§ Objective
Find and return each line containing "Index".

§ Material provided
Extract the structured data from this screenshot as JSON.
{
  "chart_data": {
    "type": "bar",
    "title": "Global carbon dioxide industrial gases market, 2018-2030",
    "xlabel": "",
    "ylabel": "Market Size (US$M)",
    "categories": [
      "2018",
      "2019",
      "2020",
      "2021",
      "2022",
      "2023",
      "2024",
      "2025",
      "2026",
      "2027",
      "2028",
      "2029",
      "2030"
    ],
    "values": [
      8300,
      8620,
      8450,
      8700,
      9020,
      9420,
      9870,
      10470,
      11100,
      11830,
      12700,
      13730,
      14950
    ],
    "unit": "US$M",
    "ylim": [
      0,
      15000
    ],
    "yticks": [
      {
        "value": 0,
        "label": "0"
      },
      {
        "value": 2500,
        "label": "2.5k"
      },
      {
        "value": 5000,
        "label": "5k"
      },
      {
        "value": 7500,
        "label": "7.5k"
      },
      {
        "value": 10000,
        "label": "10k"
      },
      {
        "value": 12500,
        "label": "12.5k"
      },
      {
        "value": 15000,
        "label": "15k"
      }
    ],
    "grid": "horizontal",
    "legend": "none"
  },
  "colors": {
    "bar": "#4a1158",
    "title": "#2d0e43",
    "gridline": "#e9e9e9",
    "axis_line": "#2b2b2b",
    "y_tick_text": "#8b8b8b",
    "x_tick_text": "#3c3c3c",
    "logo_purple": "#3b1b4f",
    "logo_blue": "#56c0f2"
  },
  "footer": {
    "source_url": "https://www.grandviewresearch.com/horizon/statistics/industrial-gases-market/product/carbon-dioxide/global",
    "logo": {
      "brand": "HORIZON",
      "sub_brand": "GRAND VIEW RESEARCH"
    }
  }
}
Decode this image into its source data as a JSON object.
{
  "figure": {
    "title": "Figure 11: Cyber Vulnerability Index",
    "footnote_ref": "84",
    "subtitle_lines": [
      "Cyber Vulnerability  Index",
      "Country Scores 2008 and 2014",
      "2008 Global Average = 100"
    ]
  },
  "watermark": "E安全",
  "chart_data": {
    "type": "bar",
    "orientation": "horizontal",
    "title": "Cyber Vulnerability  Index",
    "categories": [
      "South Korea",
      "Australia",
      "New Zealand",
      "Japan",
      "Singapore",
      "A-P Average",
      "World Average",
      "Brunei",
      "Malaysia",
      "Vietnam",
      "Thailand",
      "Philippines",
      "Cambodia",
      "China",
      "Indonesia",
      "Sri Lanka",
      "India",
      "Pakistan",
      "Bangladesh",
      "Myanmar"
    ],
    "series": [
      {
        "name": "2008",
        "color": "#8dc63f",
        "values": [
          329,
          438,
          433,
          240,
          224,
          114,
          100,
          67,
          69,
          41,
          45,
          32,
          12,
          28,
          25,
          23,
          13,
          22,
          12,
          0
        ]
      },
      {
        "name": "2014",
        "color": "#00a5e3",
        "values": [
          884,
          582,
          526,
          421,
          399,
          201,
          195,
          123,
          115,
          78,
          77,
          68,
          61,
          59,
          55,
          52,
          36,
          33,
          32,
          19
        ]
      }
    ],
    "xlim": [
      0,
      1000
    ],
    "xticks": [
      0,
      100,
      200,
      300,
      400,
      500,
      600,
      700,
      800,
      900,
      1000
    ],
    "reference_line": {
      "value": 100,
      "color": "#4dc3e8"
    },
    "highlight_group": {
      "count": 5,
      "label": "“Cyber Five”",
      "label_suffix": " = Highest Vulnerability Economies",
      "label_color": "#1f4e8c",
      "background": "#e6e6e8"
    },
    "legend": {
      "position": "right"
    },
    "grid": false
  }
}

§ Solution for this task
    "title": "Figure 11: Cyber Vulnerability Index",
      "Cyber Vulnerability  Index",
    "title": "Cyber Vulnerability  Index",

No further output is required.